▶ **WORK REQUIRED**: In the transcript below, what bill number is given for funding the pay of wildfire firefighters?

▶ **TEXT EXTRACT**:
-------------------------

Julio Friedmann: Glad to join, as always. 

James Lawler: So we've got a great lineup of stories from the past week in a bunch of different sectors. Julio, shall we start with Congress? 

Julio Friedmann: Yes. Well, of course, it looks like we have avoided the nearest-term disaster.

We're not shutting down for at least another, you know, 40 days or whatever it is. What will happen then is, is not clear. One of the specific risks associated with the shutdown and still a risk because of it, is in fact funding wildfire fighters

James Lawler: Mm-hmm. 

Julio Friedmann: In this case, this is, uh, HR 5860. It talks about a massive brain drain and personnel loss for the nation's firefighters, and actually, they desperately need to get paid like so many other people. And [00:01:00] in this case, if that bill is not passed, if the money is not put in place for the Department of Interior to pay the firefighters, it will definitely lead to more damage, more loss of carbon, more loss of life, more loss of wildlife. That will come because that- your first line of defense against wildfires is firefighters.

-------------------------

▶ **SUPPLIED DATA**:
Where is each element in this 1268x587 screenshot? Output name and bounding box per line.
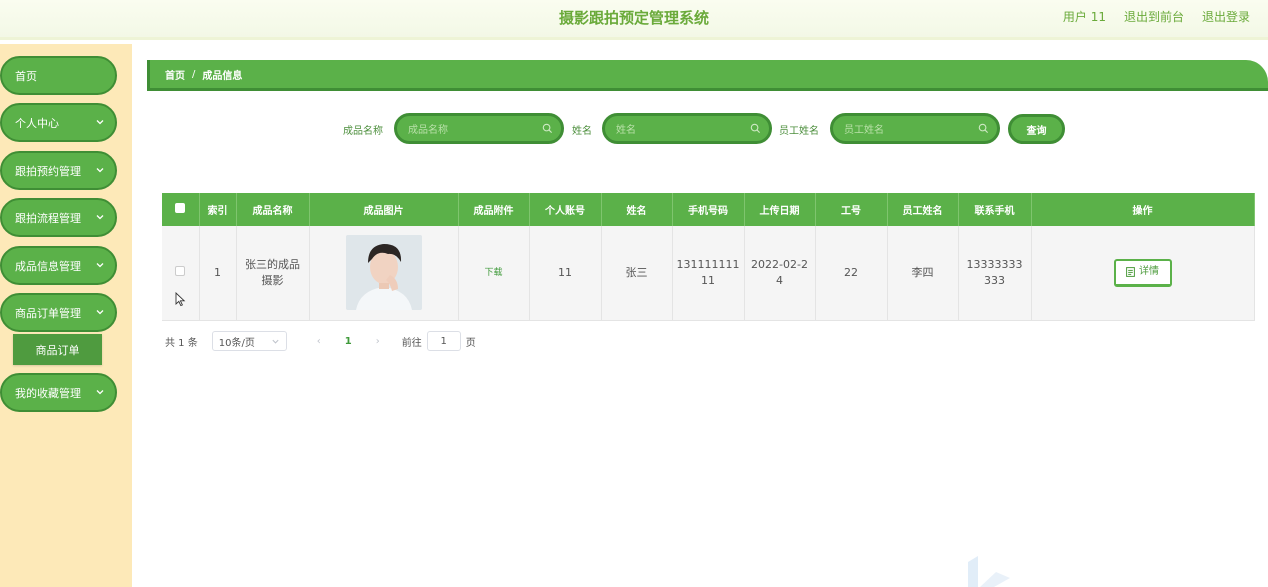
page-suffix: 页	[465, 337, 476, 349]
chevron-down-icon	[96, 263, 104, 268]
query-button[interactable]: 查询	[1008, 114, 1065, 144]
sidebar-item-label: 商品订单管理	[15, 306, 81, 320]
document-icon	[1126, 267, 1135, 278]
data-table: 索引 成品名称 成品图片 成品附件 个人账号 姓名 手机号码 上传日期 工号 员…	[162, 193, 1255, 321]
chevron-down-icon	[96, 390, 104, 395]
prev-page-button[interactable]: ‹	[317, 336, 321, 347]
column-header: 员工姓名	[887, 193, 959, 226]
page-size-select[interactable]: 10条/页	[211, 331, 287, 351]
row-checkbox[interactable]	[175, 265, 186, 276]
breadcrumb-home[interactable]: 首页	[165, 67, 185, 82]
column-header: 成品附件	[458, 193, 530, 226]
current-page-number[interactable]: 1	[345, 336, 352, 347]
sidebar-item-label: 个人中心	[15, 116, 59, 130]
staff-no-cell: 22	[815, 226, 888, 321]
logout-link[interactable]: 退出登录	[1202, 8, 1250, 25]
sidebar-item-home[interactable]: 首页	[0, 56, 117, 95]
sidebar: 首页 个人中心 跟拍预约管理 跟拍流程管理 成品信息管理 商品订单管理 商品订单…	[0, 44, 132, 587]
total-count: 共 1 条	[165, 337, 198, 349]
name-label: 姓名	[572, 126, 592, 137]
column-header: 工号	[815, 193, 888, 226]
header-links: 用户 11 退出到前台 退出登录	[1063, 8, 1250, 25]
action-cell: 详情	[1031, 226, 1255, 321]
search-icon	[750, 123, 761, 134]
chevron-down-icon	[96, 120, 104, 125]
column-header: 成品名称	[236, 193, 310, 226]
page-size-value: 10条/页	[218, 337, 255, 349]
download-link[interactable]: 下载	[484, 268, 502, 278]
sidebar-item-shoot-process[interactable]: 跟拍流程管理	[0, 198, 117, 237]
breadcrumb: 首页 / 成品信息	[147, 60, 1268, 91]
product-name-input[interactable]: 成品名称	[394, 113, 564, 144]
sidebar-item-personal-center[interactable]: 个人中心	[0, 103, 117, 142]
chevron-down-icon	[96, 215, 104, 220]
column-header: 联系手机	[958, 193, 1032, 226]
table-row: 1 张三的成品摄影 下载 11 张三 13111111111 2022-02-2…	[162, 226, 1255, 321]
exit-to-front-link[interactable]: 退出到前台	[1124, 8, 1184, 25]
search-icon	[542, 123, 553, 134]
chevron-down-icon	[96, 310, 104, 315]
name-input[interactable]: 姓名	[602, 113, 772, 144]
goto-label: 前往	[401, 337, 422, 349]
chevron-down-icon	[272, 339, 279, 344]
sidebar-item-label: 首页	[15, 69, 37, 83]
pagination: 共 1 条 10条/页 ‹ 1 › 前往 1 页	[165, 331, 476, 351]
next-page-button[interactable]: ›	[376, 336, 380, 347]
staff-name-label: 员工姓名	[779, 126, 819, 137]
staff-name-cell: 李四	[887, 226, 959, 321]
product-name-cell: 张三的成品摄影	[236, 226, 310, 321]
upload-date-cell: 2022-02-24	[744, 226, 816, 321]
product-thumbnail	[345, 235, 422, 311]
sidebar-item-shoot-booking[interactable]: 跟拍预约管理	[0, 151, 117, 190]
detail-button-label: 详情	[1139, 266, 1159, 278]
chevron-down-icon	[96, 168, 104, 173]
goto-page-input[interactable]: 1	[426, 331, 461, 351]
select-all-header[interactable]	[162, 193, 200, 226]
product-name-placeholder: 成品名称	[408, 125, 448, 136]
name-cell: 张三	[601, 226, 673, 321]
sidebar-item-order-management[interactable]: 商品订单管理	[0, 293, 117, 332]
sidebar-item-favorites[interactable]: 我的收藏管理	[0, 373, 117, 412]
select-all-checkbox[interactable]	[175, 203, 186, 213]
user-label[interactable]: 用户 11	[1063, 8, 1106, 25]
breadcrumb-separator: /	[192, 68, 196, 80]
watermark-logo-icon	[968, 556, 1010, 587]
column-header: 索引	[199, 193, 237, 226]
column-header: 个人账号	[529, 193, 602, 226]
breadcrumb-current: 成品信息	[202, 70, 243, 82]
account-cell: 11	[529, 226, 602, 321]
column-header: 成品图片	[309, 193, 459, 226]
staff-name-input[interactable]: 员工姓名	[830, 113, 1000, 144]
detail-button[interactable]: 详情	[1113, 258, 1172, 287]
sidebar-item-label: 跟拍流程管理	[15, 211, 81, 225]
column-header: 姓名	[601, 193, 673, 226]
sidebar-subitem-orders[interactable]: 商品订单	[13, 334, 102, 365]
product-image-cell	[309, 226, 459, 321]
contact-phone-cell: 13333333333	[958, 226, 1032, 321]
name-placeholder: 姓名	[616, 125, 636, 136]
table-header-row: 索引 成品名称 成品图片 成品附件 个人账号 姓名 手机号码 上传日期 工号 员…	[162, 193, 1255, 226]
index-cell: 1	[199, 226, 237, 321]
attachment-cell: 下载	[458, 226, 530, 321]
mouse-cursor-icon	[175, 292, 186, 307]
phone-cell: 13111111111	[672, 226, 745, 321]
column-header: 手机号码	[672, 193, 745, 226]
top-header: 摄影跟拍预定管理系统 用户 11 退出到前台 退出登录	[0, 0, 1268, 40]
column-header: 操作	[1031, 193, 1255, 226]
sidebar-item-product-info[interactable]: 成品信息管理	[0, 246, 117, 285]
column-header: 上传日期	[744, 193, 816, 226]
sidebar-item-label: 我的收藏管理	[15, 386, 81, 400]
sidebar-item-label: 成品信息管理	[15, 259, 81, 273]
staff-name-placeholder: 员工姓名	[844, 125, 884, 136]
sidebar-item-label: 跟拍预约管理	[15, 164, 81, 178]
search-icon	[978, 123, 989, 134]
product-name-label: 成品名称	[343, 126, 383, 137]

-------------------------

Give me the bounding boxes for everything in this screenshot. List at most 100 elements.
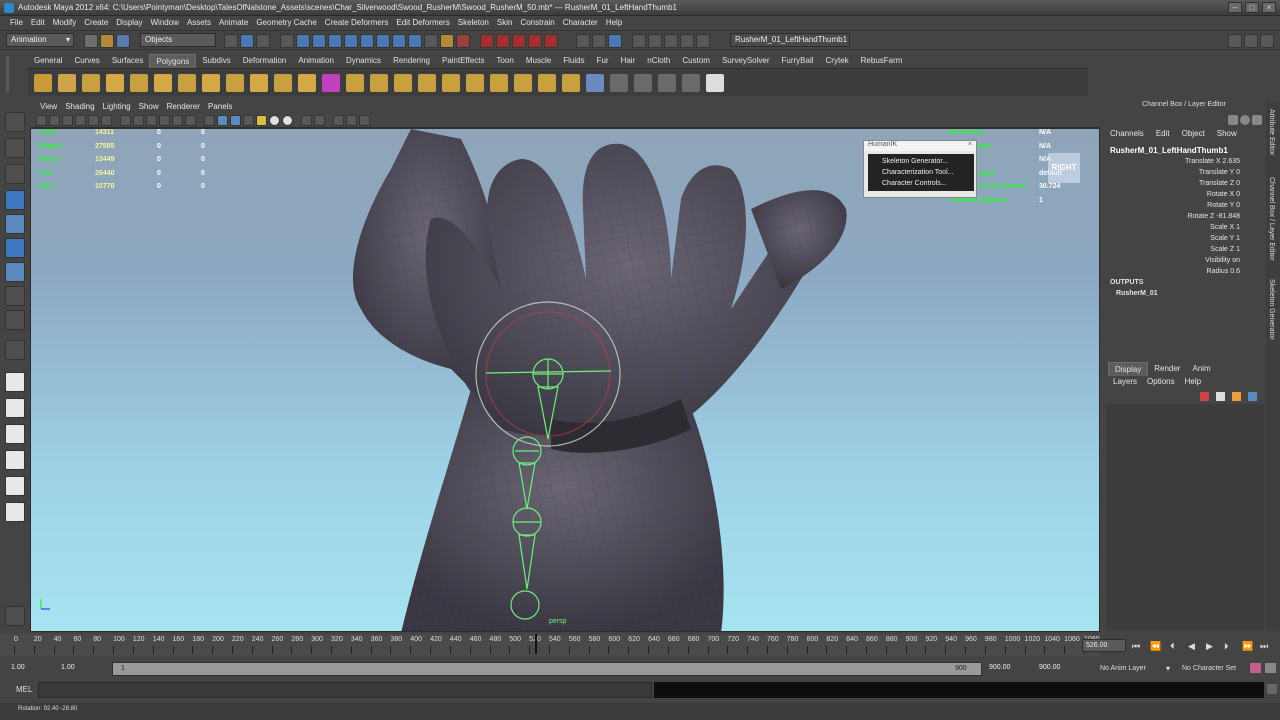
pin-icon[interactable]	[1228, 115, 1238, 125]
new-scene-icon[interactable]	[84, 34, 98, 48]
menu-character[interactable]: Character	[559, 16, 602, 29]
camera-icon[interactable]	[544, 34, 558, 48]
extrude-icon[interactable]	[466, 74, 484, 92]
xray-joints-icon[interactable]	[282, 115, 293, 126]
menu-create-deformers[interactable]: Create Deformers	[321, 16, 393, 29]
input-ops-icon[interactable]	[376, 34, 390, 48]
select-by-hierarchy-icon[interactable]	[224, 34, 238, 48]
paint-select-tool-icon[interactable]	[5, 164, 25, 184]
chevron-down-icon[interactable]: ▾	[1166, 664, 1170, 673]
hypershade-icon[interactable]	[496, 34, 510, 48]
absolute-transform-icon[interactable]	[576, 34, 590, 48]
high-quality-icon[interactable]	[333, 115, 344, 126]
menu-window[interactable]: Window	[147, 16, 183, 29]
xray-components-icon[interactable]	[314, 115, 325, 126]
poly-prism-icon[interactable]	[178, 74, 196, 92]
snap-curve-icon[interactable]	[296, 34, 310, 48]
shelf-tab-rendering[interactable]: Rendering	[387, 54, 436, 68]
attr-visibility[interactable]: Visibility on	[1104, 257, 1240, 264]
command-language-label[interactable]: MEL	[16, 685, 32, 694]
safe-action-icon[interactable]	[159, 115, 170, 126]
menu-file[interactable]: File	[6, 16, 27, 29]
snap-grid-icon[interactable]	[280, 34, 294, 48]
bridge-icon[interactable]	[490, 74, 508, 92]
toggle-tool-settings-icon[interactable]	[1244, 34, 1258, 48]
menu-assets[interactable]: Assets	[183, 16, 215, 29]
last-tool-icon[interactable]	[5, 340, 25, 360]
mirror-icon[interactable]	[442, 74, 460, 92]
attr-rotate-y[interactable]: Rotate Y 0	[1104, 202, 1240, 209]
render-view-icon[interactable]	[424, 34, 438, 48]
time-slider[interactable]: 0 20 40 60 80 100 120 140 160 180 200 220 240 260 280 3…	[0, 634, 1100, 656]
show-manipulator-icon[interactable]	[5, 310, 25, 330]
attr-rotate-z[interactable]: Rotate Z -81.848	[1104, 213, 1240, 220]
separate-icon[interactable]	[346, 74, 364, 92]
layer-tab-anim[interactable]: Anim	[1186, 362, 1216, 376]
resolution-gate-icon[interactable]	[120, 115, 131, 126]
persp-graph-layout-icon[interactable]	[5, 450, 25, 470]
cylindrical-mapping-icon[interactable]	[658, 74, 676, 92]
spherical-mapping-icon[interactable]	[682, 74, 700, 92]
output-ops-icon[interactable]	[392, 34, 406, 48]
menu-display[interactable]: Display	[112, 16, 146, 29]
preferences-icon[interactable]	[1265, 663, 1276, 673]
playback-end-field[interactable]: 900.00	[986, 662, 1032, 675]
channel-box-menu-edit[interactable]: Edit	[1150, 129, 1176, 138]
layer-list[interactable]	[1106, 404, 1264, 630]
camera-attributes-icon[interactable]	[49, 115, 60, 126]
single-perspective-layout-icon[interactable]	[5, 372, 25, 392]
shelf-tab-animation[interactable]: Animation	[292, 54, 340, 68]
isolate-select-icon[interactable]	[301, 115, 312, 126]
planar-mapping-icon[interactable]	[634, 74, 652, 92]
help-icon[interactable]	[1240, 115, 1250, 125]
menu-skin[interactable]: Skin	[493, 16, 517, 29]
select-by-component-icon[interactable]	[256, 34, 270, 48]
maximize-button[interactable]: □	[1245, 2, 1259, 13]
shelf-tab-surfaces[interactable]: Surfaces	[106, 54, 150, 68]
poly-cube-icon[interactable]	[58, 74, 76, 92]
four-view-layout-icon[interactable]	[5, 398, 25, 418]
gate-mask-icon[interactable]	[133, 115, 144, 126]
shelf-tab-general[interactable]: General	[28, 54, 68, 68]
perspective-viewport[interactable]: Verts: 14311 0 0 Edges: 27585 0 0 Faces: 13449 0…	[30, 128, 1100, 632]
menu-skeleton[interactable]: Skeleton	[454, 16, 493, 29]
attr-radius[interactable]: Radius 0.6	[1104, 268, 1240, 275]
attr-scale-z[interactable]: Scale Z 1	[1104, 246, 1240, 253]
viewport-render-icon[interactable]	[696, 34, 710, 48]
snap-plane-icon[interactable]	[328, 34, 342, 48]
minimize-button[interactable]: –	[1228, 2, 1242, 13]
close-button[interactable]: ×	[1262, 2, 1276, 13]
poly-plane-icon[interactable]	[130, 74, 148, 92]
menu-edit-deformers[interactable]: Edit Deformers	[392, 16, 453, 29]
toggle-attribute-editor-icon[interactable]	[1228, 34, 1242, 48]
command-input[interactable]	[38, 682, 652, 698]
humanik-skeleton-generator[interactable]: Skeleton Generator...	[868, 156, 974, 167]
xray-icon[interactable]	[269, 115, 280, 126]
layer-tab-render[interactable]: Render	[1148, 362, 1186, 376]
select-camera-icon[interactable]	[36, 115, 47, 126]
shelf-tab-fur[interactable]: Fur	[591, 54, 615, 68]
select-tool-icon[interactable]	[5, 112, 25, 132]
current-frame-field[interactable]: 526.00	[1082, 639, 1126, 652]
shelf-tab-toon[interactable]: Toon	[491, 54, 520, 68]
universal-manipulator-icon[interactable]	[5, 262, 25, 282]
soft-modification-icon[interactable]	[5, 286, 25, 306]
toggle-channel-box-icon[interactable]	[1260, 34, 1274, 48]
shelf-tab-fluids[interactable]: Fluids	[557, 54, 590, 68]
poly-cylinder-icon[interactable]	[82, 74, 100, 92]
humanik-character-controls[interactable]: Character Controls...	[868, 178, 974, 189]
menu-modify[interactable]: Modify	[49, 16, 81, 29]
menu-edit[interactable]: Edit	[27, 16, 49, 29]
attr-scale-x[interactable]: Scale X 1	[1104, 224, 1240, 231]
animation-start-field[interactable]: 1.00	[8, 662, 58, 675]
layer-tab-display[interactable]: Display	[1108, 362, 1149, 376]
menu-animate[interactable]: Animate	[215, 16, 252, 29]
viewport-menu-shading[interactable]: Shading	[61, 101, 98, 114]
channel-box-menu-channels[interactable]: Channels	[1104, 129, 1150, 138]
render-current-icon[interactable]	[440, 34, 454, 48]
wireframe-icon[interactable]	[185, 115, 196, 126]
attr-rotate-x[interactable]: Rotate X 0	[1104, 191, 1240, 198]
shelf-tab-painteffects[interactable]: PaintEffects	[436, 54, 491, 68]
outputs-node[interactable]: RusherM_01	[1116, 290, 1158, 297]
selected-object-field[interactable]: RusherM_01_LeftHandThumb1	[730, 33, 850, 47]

-------------------------

▶ **EXPECTED ANSWER**: HR 5860